▶ **WHAT THE EXERCISE ASKS**
Give every line again exactly as it appears, please, but not the pictures.

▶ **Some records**

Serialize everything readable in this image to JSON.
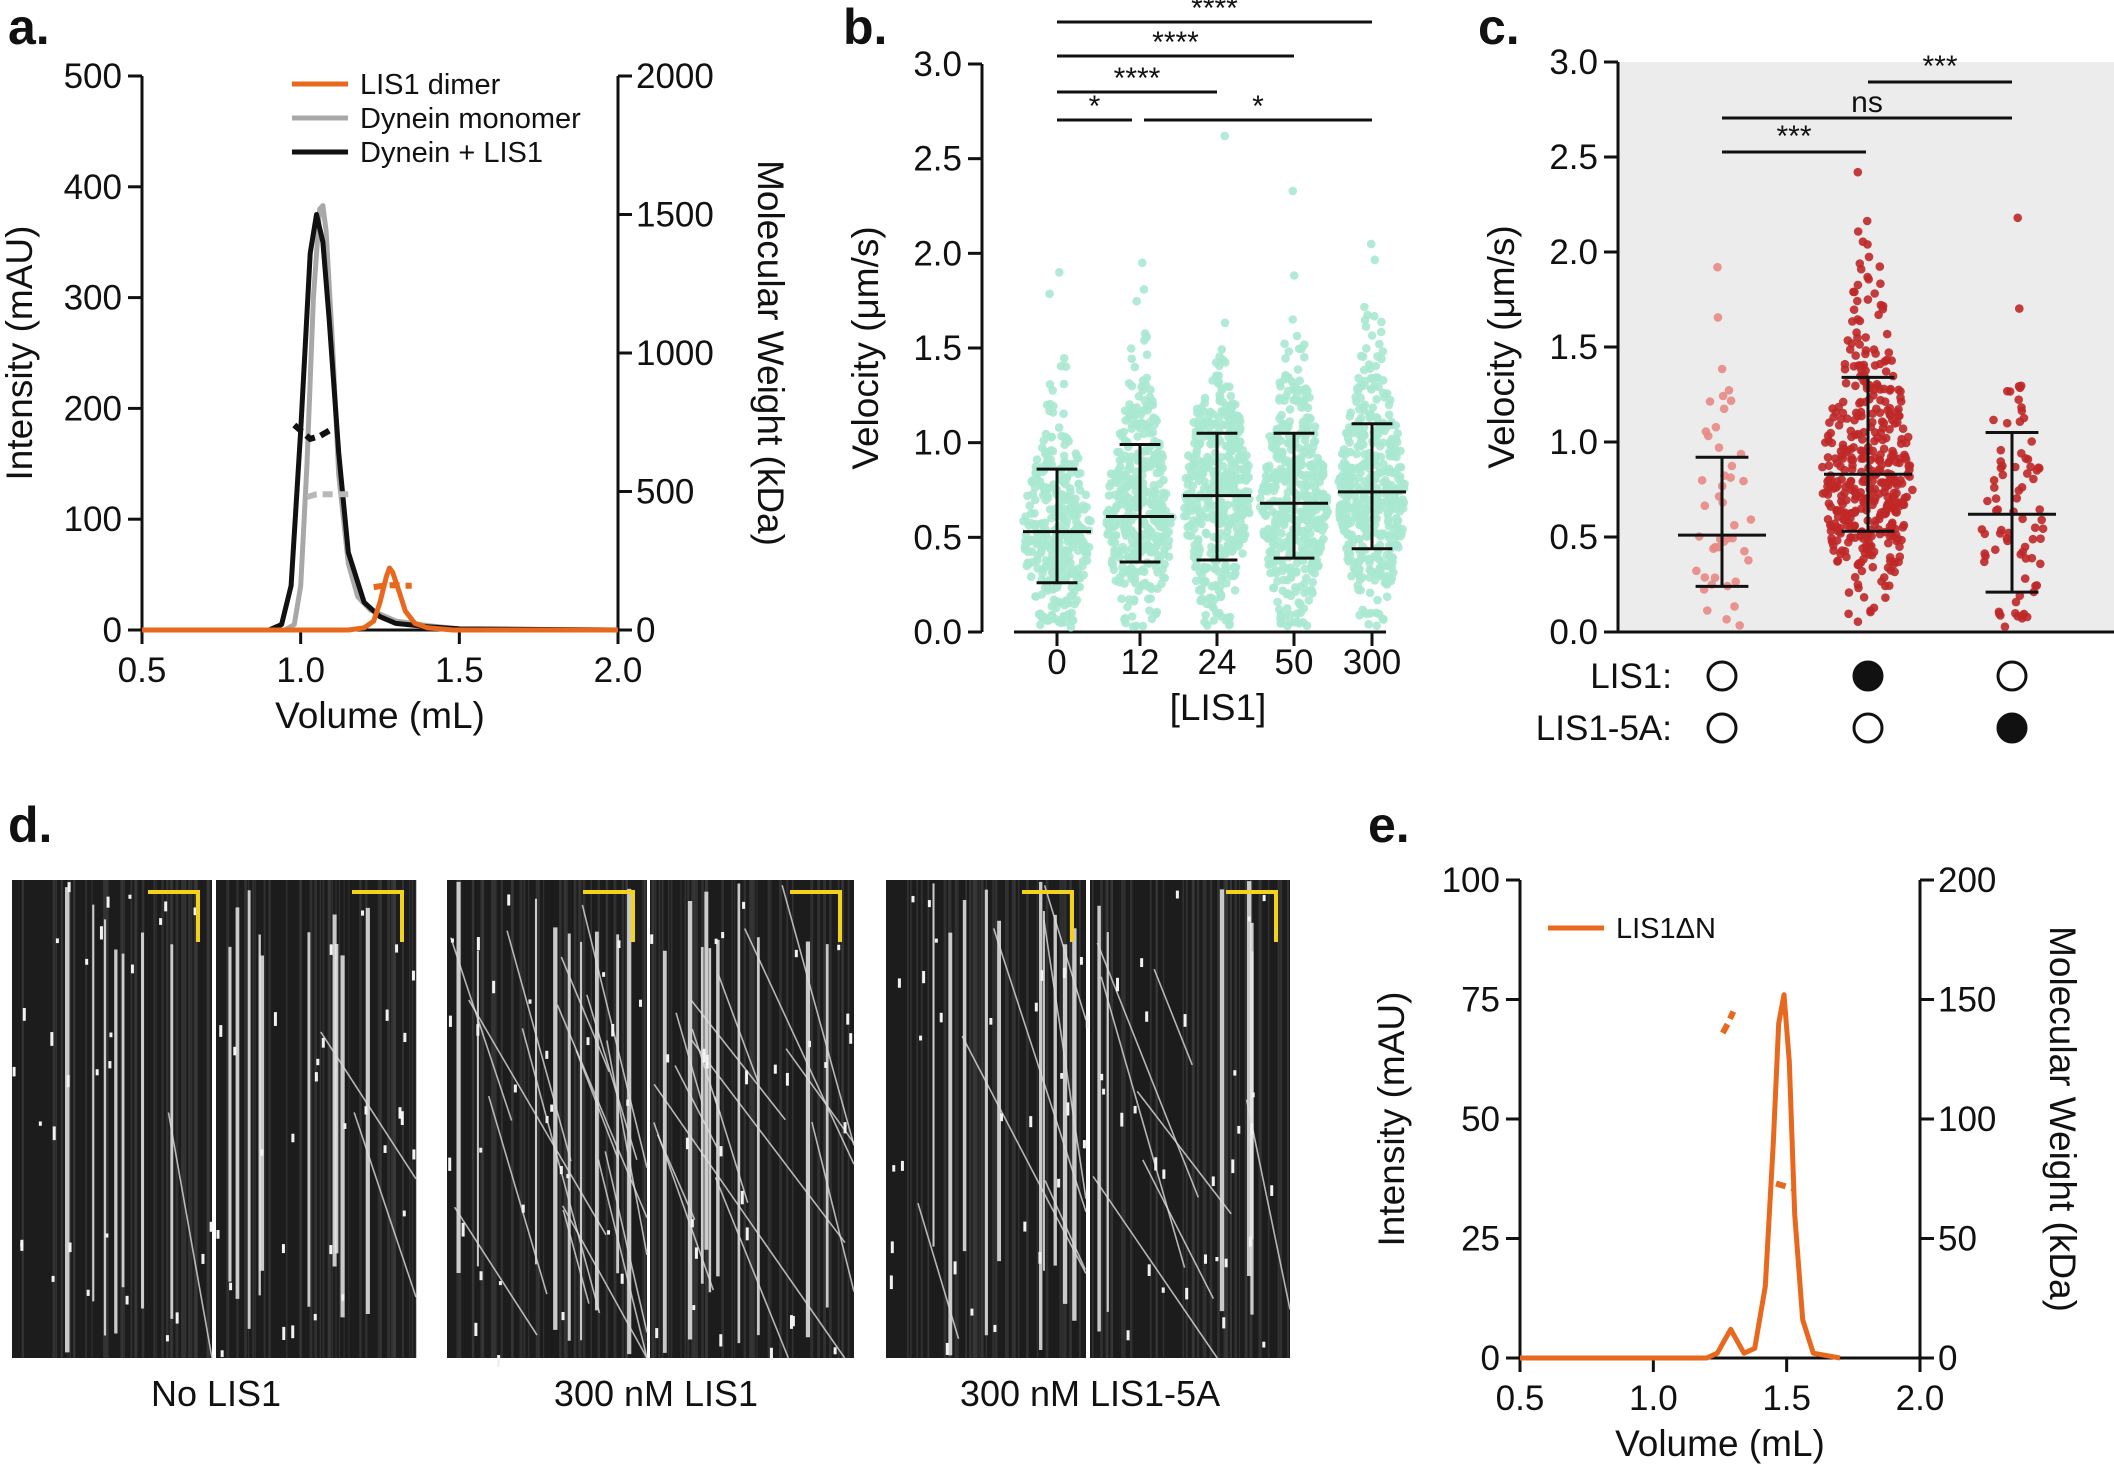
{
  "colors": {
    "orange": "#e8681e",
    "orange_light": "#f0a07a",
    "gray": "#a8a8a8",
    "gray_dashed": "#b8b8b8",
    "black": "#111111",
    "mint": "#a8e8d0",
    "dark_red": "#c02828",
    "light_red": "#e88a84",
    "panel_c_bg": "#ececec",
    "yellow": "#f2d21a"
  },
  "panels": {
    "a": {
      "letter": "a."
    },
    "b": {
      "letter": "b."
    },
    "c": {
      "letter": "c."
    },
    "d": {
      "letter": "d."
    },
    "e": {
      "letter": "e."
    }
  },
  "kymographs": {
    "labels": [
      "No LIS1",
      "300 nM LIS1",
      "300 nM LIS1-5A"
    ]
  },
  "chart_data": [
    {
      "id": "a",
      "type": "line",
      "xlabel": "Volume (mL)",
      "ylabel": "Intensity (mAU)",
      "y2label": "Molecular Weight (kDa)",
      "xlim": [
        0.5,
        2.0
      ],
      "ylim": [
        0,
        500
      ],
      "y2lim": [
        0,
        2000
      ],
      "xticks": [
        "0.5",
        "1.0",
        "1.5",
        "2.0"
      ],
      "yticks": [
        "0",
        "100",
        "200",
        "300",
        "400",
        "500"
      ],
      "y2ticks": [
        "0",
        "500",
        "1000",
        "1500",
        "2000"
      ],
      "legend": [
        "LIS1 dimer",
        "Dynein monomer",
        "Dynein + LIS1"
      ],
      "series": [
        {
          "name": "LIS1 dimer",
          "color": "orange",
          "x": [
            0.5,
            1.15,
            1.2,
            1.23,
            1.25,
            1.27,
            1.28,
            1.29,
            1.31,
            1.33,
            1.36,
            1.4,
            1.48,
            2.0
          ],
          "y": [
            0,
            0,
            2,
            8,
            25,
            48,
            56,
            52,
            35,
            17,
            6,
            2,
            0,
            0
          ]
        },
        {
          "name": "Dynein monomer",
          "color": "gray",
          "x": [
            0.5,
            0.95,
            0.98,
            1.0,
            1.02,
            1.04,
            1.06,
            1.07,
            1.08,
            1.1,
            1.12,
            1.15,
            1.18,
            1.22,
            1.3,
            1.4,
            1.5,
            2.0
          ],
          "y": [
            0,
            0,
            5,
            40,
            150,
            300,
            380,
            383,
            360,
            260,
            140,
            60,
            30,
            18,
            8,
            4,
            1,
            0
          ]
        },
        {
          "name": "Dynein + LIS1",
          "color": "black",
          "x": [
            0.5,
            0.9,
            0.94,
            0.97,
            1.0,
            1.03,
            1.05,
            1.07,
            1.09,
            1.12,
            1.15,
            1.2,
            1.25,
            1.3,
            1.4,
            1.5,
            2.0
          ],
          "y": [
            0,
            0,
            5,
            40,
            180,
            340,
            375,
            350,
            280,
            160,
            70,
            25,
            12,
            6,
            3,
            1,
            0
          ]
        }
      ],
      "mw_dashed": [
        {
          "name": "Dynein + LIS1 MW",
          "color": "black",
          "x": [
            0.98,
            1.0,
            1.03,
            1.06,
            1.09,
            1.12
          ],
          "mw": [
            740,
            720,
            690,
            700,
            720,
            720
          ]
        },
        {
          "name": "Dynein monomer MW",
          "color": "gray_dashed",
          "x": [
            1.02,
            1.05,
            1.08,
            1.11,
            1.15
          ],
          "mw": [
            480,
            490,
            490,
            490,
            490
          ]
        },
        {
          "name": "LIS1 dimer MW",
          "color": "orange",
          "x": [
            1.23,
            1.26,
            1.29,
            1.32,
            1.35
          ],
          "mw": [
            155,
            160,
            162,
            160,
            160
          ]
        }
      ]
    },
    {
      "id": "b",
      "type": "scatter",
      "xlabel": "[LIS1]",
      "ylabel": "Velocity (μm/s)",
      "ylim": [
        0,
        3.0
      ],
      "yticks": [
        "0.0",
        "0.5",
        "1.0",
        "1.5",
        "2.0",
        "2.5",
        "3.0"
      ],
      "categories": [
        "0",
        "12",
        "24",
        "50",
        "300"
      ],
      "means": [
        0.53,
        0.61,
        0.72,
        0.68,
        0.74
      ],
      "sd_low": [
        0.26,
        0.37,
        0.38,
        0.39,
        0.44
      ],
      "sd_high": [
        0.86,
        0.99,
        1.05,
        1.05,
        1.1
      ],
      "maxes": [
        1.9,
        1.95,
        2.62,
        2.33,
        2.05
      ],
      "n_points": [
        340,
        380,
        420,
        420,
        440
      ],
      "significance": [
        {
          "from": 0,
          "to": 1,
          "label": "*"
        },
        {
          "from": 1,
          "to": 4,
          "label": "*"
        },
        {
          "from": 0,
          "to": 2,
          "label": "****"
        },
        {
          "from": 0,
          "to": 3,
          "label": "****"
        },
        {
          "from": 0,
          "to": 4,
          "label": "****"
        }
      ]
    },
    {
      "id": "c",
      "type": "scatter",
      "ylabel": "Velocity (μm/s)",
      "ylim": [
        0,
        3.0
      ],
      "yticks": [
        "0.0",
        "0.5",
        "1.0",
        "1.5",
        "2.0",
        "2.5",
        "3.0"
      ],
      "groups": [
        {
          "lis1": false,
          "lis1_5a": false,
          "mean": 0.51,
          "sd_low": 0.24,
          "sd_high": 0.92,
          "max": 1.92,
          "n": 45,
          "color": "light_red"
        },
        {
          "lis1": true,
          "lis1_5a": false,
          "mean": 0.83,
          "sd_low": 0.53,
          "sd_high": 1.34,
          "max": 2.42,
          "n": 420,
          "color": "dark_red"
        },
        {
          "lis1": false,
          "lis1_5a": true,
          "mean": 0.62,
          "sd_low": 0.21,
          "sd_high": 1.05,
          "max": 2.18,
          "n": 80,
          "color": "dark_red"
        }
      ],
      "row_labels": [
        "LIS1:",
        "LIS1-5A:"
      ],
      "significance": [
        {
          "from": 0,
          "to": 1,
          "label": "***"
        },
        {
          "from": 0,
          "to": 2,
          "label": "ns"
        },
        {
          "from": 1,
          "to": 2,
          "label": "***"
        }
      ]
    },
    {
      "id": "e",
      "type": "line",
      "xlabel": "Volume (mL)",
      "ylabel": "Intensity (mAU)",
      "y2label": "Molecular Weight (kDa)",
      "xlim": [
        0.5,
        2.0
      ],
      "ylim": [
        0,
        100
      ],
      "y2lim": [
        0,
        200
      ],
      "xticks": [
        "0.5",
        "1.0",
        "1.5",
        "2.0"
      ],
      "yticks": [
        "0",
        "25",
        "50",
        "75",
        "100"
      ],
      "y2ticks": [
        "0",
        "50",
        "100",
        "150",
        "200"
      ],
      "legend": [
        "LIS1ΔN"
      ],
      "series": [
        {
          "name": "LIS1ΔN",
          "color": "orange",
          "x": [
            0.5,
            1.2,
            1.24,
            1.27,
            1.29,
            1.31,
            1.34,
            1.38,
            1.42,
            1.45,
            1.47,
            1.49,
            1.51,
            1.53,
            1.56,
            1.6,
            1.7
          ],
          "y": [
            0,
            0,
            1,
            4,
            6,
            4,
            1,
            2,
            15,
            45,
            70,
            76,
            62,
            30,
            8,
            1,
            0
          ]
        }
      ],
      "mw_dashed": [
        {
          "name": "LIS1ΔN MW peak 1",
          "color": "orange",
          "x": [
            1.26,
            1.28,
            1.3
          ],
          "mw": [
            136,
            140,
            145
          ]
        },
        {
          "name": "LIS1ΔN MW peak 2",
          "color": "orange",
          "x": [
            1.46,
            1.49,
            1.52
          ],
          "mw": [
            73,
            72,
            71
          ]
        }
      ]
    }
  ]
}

▶ **ANSWER TO THE PROBLEM**
Serialize everything readable in this image to JSON.
{
  "colors": {
    "orange": "#e8681e",
    "orange_light": "#f0a07a",
    "gray": "#a8a8a8",
    "gray_dashed": "#b8b8b8",
    "black": "#111111",
    "mint": "#a8e8d0",
    "dark_red": "#c02828",
    "light_red": "#e88a84",
    "panel_c_bg": "#ececec",
    "yellow": "#f2d21a"
  },
  "panels": {
    "a": {
      "letter": "a."
    },
    "b": {
      "letter": "b."
    },
    "c": {
      "letter": "c."
    },
    "d": {
      "letter": "d."
    },
    "e": {
      "letter": "e."
    }
  },
  "kymographs": {
    "labels": [
      "No LIS1",
      "300 nM LIS1",
      "300 nM LIS1-5A"
    ]
  },
  "chart_data": [
    {
      "id": "a",
      "type": "line",
      "xlabel": "Volume (mL)",
      "ylabel": "Intensity (mAU)",
      "y2label": "Molecular Weight (kDa)",
      "xlim": [
        0.5,
        2.0
      ],
      "ylim": [
        0,
        500
      ],
      "y2lim": [
        0,
        2000
      ],
      "xticks": [
        "0.5",
        "1.0",
        "1.5",
        "2.0"
      ],
      "yticks": [
        "0",
        "100",
        "200",
        "300",
        "400",
        "500"
      ],
      "y2ticks": [
        "0",
        "500",
        "1000",
        "1500",
        "2000"
      ],
      "legend": [
        "LIS1 dimer",
        "Dynein monomer",
        "Dynein + LIS1"
      ],
      "series": [
        {
          "name": "LIS1 dimer",
          "color": "orange",
          "x": [
            0.5,
            1.15,
            1.2,
            1.23,
            1.25,
            1.27,
            1.28,
            1.29,
            1.31,
            1.33,
            1.36,
            1.4,
            1.48,
            2.0
          ],
          "y": [
            0,
            0,
            2,
            8,
            25,
            48,
            56,
            52,
            35,
            17,
            6,
            2,
            0,
            0
          ]
        },
        {
          "name": "Dynein monomer",
          "color": "gray",
          "x": [
            0.5,
            0.95,
            0.98,
            1.0,
            1.02,
            1.04,
            1.06,
            1.07,
            1.08,
            1.1,
            1.12,
            1.15,
            1.18,
            1.22,
            1.3,
            1.4,
            1.5,
            2.0
          ],
          "y": [
            0,
            0,
            5,
            40,
            150,
            300,
            380,
            383,
            360,
            260,
            140,
            60,
            30,
            18,
            8,
            4,
            1,
            0
          ]
        },
        {
          "name": "Dynein + LIS1",
          "color": "black",
          "x": [
            0.5,
            0.9,
            0.94,
            0.97,
            1.0,
            1.03,
            1.05,
            1.07,
            1.09,
            1.12,
            1.15,
            1.2,
            1.25,
            1.3,
            1.4,
            1.5,
            2.0
          ],
          "y": [
            0,
            0,
            5,
            40,
            180,
            340,
            375,
            350,
            280,
            160,
            70,
            25,
            12,
            6,
            3,
            1,
            0
          ]
        }
      ],
      "mw_dashed": [
        {
          "name": "Dynein + LIS1 MW",
          "color": "black",
          "x": [
            0.98,
            1.0,
            1.03,
            1.06,
            1.09,
            1.12
          ],
          "mw": [
            740,
            720,
            690,
            700,
            720,
            720
          ]
        },
        {
          "name": "Dynein monomer MW",
          "color": "gray_dashed",
          "x": [
            1.02,
            1.05,
            1.08,
            1.11,
            1.15
          ],
          "mw": [
            480,
            490,
            490,
            490,
            490
          ]
        },
        {
          "name": "LIS1 dimer MW",
          "color": "orange",
          "x": [
            1.23,
            1.26,
            1.29,
            1.32,
            1.35
          ],
          "mw": [
            155,
            160,
            162,
            160,
            160
          ]
        }
      ]
    },
    {
      "id": "b",
      "type": "scatter",
      "xlabel": "[LIS1]",
      "ylabel": "Velocity (μm/s)",
      "ylim": [
        0,
        3.0
      ],
      "yticks": [
        "0.0",
        "0.5",
        "1.0",
        "1.5",
        "2.0",
        "2.5",
        "3.0"
      ],
      "categories": [
        "0",
        "12",
        "24",
        "50",
        "300"
      ],
      "means": [
        0.53,
        0.61,
        0.72,
        0.68,
        0.74
      ],
      "sd_low": [
        0.26,
        0.37,
        0.38,
        0.39,
        0.44
      ],
      "sd_high": [
        0.86,
        0.99,
        1.05,
        1.05,
        1.1
      ],
      "maxes": [
        1.9,
        1.95,
        2.62,
        2.33,
        2.05
      ],
      "n_points": [
        340,
        380,
        420,
        420,
        440
      ],
      "significance": [
        {
          "from": 0,
          "to": 1,
          "label": "*"
        },
        {
          "from": 1,
          "to": 4,
          "label": "*"
        },
        {
          "from": 0,
          "to": 2,
          "label": "****"
        },
        {
          "from": 0,
          "to": 3,
          "label": "****"
        },
        {
          "from": 0,
          "to": 4,
          "label": "****"
        }
      ]
    },
    {
      "id": "c",
      "type": "scatter",
      "ylabel": "Velocity (μm/s)",
      "ylim": [
        0,
        3.0
      ],
      "yticks": [
        "0.0",
        "0.5",
        "1.0",
        "1.5",
        "2.0",
        "2.5",
        "3.0"
      ],
      "groups": [
        {
          "lis1": false,
          "lis1_5a": false,
          "mean": 0.51,
          "sd_low": 0.24,
          "sd_high": 0.92,
          "max": 1.92,
          "n": 45,
          "color": "light_red"
        },
        {
          "lis1": true,
          "lis1_5a": false,
          "mean": 0.83,
          "sd_low": 0.53,
          "sd_high": 1.34,
          "max": 2.42,
          "n": 420,
          "color": "dark_red"
        },
        {
          "lis1": false,
          "lis1_5a": true,
          "mean": 0.62,
          "sd_low": 0.21,
          "sd_high": 1.05,
          "max": 2.18,
          "n": 80,
          "color": "dark_red"
        }
      ],
      "row_labels": [
        "LIS1:",
        "LIS1-5A:"
      ],
      "significance": [
        {
          "from": 0,
          "to": 1,
          "label": "***"
        },
        {
          "from": 0,
          "to": 2,
          "label": "ns"
        },
        {
          "from": 1,
          "to": 2,
          "label": "***"
        }
      ]
    },
    {
      "id": "e",
      "type": "line",
      "xlabel": "Volume (mL)",
      "ylabel": "Intensity (mAU)",
      "y2label": "Molecular Weight (kDa)",
      "xlim": [
        0.5,
        2.0
      ],
      "ylim": [
        0,
        100
      ],
      "y2lim": [
        0,
        200
      ],
      "xticks": [
        "0.5",
        "1.0",
        "1.5",
        "2.0"
      ],
      "yticks": [
        "0",
        "25",
        "50",
        "75",
        "100"
      ],
      "y2ticks": [
        "0",
        "50",
        "100",
        "150",
        "200"
      ],
      "legend": [
        "LIS1ΔN"
      ],
      "series": [
        {
          "name": "LIS1ΔN",
          "color": "orange",
          "x": [
            0.5,
            1.2,
            1.24,
            1.27,
            1.29,
            1.31,
            1.34,
            1.38,
            1.42,
            1.45,
            1.47,
            1.49,
            1.51,
            1.53,
            1.56,
            1.6,
            1.7
          ],
          "y": [
            0,
            0,
            1,
            4,
            6,
            4,
            1,
            2,
            15,
            45,
            70,
            76,
            62,
            30,
            8,
            1,
            0
          ]
        }
      ],
      "mw_dashed": [
        {
          "name": "LIS1ΔN MW peak 1",
          "color": "orange",
          "x": [
            1.26,
            1.28,
            1.3
          ],
          "mw": [
            136,
            140,
            145
          ]
        },
        {
          "name": "LIS1ΔN MW peak 2",
          "color": "orange",
          "x": [
            1.46,
            1.49,
            1.52
          ],
          "mw": [
            73,
            72,
            71
          ]
        }
      ]
    }
  ]
}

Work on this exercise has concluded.